◆ PROVIDED MATERIAL:
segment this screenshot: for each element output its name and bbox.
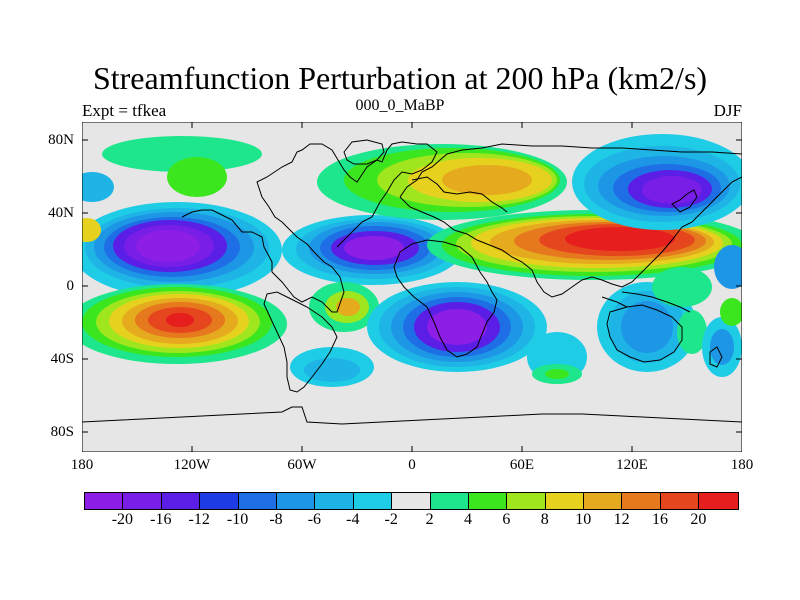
lon-label-0: 0	[408, 457, 416, 473]
new-zealand-outline	[709, 346, 723, 368]
lon-label-60w: 60W	[287, 457, 317, 473]
eurasia-outline	[399, 143, 742, 298]
contour-blob-safrica-cold	[367, 282, 547, 372]
colorbar-box	[660, 493, 700, 509]
contour-blob-spac-warm	[82, 284, 287, 364]
lat-label-80s: 80S	[50, 424, 74, 440]
lat-label-0: 0	[66, 278, 75, 294]
colorbar-box	[353, 493, 393, 509]
colorbar-label: 12	[613, 511, 630, 528]
greenland-outline	[343, 139, 385, 165]
maritime-islands-outline	[601, 291, 691, 313]
experiment-label: Expt = tfkea	[82, 101, 167, 120]
contour-blob-neasia-cold	[572, 134, 742, 230]
colorbar-box	[545, 493, 585, 509]
colorbar-box	[123, 493, 162, 509]
colorbar-box	[507, 493, 546, 509]
colorbar-label: 10	[575, 511, 592, 528]
streamfunction-map	[82, 122, 742, 452]
colorbar-box	[622, 493, 661, 509]
japan-outline	[671, 189, 698, 213]
contour-fills	[82, 134, 742, 387]
lat-label-40s: 40S	[50, 351, 74, 367]
africa-outline	[393, 239, 498, 358]
australia-outline	[606, 304, 683, 363]
colorbar-label: -8	[269, 511, 283, 528]
contour-blob-npac	[82, 202, 282, 298]
colorbar-box	[584, 493, 623, 509]
colorbar-label: 16	[652, 511, 668, 528]
colorbar-label: -6	[307, 511, 322, 528]
lon-label-60e: 60E	[509, 457, 535, 473]
lon-label-120e: 120E	[616, 457, 648, 473]
colorbar-box	[315, 493, 354, 509]
colorbar-box	[430, 493, 469, 509]
europe-detail-outline	[411, 176, 508, 213]
north-america-outline	[181, 141, 438, 313]
colorbar-box	[468, 493, 508, 509]
contour-blob-s-ocean	[532, 364, 582, 384]
colorbar-label: -20	[111, 511, 134, 528]
contour-blob-npac-arctic	[102, 136, 262, 197]
colorbar-label: 6	[502, 511, 511, 528]
map-title: Streamfunction Perturbation at 200 hPa (…	[92, 60, 708, 96]
colorbar-label: 4	[464, 511, 472, 528]
colorbar	[84, 492, 739, 510]
south-america-outline	[263, 291, 338, 393]
colorbar-box	[699, 493, 738, 509]
map-panel	[82, 122, 742, 452]
lon-label-180-east: 180	[730, 457, 754, 473]
lat-label-80n: 80N	[48, 132, 74, 148]
colorbar-label: -16	[150, 511, 172, 528]
colorbar-box	[238, 493, 277, 509]
lat-label-40n: 40N	[48, 205, 74, 221]
colorbar-label: 2	[425, 511, 434, 528]
colorbar-box	[200, 493, 239, 509]
contour-blob-eurasia-north	[317, 144, 567, 220]
land-outlines	[82, 139, 742, 425]
axis-ticks	[82, 122, 742, 452]
contour-blob-east-pac-edge	[82, 172, 742, 289]
colorbar-label: -10	[226, 511, 249, 528]
colorbar-box	[161, 493, 201, 509]
colorbar-label: -12	[188, 511, 210, 528]
colorbar-box	[85, 493, 124, 509]
colorbar-label: -2	[384, 511, 398, 528]
colorbar-label: 20	[690, 511, 707, 528]
antarctica-outline	[82, 406, 742, 425]
contour-blob-samerica	[290, 282, 379, 387]
lon-label-180-west: 180	[70, 457, 94, 473]
colorbar-label: -4	[346, 511, 360, 528]
run-label: 000_0_MaBP	[355, 97, 445, 114]
season-label: DJF	[713, 101, 742, 120]
colorbar-label: 8	[540, 511, 549, 528]
lon-label-120w: 120W	[173, 457, 211, 473]
colorbar-box	[276, 493, 316, 509]
colorbar-box	[392, 493, 431, 509]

◆ SHORT EXERCISE:
Output all of the items above again, line for line and character for character, omitting the pictures.

◆ REPLY TO THE TASK:
segment this screenshot: for each element output its name and bbox.
lon-label-0: 0	[408, 457, 416, 473]
new-zealand-outline	[709, 346, 723, 368]
lon-label-60w: 60W	[287, 457, 317, 473]
eurasia-outline	[399, 143, 742, 298]
contour-blob-safrica-cold	[367, 282, 547, 372]
colorbar-box	[660, 493, 700, 509]
contour-blob-spac-warm	[82, 284, 287, 364]
lat-label-80s: 80S	[50, 424, 74, 440]
lat-label-0: 0	[66, 278, 75, 294]
colorbar-box	[353, 493, 393, 509]
colorbar-label: 12	[613, 511, 630, 528]
greenland-outline	[343, 139, 385, 165]
maritime-islands-outline	[601, 291, 691, 313]
experiment-label: Expt = tfkea	[82, 101, 167, 120]
contour-blob-neasia-cold	[572, 134, 742, 230]
colorbar-box	[545, 493, 585, 509]
colorbar-box	[123, 493, 162, 509]
colorbar-box	[507, 493, 546, 509]
colorbar-label: 10	[575, 511, 592, 528]
streamfunction-map	[82, 122, 742, 452]
colorbar-box	[622, 493, 661, 509]
japan-outline	[671, 189, 698, 213]
contour-fills	[82, 134, 742, 387]
lat-label-40s: 40S	[50, 351, 74, 367]
africa-outline	[393, 239, 498, 358]
australia-outline	[606, 304, 683, 363]
colorbar-label: -8	[269, 511, 283, 528]
contour-blob-npac	[82, 202, 282, 298]
colorbar-box	[584, 493, 623, 509]
colorbar-label: 16	[652, 511, 668, 528]
colorbar-label: -6	[307, 511, 322, 528]
lon-label-60e: 60E	[509, 457, 535, 473]
lon-label-120e: 120E	[616, 457, 648, 473]
colorbar-box	[315, 493, 354, 509]
colorbar-box	[430, 493, 469, 509]
europe-detail-outline	[411, 176, 508, 213]
north-america-outline	[181, 141, 438, 313]
colorbar-box	[468, 493, 508, 509]
contour-blob-s-ocean	[532, 364, 582, 384]
colorbar-label: -20	[111, 511, 134, 528]
contour-blob-npac-arctic	[102, 136, 262, 197]
colorbar-label: 6	[502, 511, 511, 528]
map-title: Streamfunction Perturbation at 200 hPa (…	[92, 60, 708, 96]
colorbar-label: 4	[464, 511, 472, 528]
colorbar	[84, 492, 739, 510]
south-america-outline	[263, 291, 338, 393]
colorbar-box	[699, 493, 738, 509]
map-panel	[82, 122, 742, 452]
lon-label-180-east: 180	[730, 457, 754, 473]
lat-label-80n: 80N	[48, 132, 74, 148]
colorbar-label: -16	[150, 511, 172, 528]
colorbar-box	[238, 493, 277, 509]
lat-label-40n: 40N	[48, 205, 74, 221]
colorbar-label: 2	[425, 511, 434, 528]
colorbar-box	[200, 493, 239, 509]
contour-blob-eurasia-north	[317, 144, 567, 220]
land-outlines	[82, 139, 742, 425]
axis-ticks	[82, 122, 742, 452]
contour-blob-east-pac-edge	[82, 172, 742, 289]
colorbar-label: -10	[226, 511, 249, 528]
colorbar-box	[161, 493, 201, 509]
colorbar-label: -12	[188, 511, 210, 528]
colorbar-box	[85, 493, 124, 509]
colorbar-label: -2	[384, 511, 398, 528]
colorbar-label: 20	[690, 511, 707, 528]
antarctica-outline	[82, 406, 742, 425]
contour-blob-samerica	[290, 282, 379, 387]
lon-label-180-west: 180	[70, 457, 94, 473]
colorbar-label: -4	[346, 511, 360, 528]
run-label: 000_0_MaBP	[355, 97, 445, 114]
season-label: DJF	[713, 101, 742, 120]
colorbar-label: 8	[540, 511, 549, 528]
lon-label-120w: 120W	[173, 457, 211, 473]
colorbar-box	[276, 493, 316, 509]
colorbar-box	[392, 493, 431, 509]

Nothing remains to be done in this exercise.